** Start of SUPPLIED DATA **

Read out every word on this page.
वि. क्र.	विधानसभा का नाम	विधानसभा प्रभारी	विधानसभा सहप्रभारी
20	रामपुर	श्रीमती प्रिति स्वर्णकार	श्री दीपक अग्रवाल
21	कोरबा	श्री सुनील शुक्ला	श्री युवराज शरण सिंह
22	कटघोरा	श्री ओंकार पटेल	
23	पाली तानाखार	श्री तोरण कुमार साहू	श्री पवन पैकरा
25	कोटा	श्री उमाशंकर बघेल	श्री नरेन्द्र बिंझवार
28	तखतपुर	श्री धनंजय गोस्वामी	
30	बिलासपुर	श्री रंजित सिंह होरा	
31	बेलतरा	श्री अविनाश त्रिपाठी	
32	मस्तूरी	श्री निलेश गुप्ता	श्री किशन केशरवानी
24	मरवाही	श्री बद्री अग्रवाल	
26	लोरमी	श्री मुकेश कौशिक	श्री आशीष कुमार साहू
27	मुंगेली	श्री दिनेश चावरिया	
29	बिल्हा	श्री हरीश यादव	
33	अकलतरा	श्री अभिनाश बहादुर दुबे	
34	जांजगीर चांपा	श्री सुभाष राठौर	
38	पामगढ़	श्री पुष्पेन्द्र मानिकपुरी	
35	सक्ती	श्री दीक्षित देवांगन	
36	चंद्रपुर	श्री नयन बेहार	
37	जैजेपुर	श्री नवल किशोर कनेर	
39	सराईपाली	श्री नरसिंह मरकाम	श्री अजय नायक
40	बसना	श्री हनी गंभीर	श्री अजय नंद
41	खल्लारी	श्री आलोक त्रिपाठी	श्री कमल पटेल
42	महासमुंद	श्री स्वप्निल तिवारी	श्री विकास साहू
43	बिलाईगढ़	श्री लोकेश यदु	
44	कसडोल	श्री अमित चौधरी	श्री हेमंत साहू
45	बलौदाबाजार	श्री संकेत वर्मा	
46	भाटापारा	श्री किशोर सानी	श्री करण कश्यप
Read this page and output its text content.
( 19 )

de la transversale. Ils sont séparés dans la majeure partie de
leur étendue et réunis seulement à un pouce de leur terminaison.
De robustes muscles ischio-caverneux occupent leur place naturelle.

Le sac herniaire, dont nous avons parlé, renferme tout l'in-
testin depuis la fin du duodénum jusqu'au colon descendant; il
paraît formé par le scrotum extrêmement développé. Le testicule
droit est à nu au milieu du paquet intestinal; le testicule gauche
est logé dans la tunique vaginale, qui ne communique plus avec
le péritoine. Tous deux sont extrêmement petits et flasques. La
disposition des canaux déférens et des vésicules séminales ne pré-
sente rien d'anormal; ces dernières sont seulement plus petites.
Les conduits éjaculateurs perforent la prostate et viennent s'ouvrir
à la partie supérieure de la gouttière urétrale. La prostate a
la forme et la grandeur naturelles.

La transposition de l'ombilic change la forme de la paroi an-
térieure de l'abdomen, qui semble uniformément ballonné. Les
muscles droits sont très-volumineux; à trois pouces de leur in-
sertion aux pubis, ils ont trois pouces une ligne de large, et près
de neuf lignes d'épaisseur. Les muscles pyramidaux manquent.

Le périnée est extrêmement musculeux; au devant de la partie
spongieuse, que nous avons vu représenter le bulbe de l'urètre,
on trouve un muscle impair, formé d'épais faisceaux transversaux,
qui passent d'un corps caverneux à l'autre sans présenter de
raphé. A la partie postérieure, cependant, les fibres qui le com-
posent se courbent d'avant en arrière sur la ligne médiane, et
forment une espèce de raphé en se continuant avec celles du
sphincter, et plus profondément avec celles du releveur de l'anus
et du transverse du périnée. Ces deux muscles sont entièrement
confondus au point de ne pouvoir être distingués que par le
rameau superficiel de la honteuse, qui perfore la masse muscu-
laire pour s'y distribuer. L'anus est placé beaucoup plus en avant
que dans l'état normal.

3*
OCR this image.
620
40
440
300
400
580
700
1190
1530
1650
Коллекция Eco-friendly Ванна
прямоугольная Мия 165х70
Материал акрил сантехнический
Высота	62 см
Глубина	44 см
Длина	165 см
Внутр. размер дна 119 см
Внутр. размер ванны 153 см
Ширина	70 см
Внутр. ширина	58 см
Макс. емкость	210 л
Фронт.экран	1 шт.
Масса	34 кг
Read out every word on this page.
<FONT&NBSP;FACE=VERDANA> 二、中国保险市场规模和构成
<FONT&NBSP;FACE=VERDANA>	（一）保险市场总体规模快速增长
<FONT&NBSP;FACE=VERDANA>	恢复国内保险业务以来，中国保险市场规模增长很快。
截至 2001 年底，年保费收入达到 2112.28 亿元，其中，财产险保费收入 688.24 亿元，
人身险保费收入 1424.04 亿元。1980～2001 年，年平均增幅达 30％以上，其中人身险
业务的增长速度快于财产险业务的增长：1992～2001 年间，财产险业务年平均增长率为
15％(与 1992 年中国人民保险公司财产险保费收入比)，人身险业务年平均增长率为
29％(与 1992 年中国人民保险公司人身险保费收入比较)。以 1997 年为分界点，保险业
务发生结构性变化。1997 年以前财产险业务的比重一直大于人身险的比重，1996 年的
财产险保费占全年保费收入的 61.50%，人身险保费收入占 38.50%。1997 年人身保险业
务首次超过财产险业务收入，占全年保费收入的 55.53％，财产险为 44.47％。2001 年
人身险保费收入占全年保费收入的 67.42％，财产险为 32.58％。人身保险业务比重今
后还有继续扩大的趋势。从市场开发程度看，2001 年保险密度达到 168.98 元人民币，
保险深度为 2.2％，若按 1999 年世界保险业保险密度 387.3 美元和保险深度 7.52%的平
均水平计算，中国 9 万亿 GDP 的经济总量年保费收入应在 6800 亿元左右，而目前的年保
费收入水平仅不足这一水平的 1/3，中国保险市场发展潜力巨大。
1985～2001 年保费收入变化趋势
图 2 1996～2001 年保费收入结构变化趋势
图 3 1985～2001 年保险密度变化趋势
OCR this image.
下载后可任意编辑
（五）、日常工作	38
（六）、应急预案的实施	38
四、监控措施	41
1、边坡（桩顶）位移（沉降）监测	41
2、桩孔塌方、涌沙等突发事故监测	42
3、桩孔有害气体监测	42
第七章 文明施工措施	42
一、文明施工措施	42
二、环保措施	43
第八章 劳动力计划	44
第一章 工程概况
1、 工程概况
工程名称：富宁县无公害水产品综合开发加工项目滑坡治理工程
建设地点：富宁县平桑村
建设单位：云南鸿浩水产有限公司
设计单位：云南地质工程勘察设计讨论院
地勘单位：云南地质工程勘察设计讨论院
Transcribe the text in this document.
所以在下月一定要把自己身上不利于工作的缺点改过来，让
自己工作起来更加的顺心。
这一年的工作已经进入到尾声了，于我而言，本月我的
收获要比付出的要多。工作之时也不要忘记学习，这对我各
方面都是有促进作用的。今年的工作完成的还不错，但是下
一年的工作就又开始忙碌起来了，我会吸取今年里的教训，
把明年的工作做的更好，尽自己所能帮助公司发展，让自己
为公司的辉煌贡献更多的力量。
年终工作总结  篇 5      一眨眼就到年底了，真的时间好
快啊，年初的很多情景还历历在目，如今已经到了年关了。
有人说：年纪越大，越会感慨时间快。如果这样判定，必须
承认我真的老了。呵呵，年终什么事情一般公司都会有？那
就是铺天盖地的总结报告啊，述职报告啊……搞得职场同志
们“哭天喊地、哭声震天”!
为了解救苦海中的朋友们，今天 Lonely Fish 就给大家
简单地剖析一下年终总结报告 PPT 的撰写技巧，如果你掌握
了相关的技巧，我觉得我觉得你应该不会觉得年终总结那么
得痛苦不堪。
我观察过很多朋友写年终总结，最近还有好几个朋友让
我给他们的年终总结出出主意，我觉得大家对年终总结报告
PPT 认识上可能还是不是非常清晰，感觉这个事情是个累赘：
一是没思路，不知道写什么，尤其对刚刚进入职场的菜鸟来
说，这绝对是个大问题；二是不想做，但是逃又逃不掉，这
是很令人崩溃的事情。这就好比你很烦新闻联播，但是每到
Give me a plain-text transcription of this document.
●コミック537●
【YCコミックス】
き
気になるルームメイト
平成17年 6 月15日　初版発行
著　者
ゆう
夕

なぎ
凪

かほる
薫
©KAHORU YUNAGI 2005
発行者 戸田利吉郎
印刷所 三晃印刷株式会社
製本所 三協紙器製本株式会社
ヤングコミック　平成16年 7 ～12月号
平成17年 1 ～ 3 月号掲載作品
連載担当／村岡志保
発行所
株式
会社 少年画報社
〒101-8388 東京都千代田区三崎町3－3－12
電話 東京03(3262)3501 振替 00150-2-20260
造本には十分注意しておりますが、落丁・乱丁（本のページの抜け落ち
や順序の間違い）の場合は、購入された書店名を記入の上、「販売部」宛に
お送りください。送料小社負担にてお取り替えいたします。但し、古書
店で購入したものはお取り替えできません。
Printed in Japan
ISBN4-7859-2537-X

** End of SUPPLIED DATA **

PROBLEM | Track down every line with the word "avons" and copy it.

OUTPUT BELOW |
Le sac herniaire, dont nous avons parlé, renferme tout l'in-
spongieuse, que nous avons vu représenter le bulbe de l'urètre,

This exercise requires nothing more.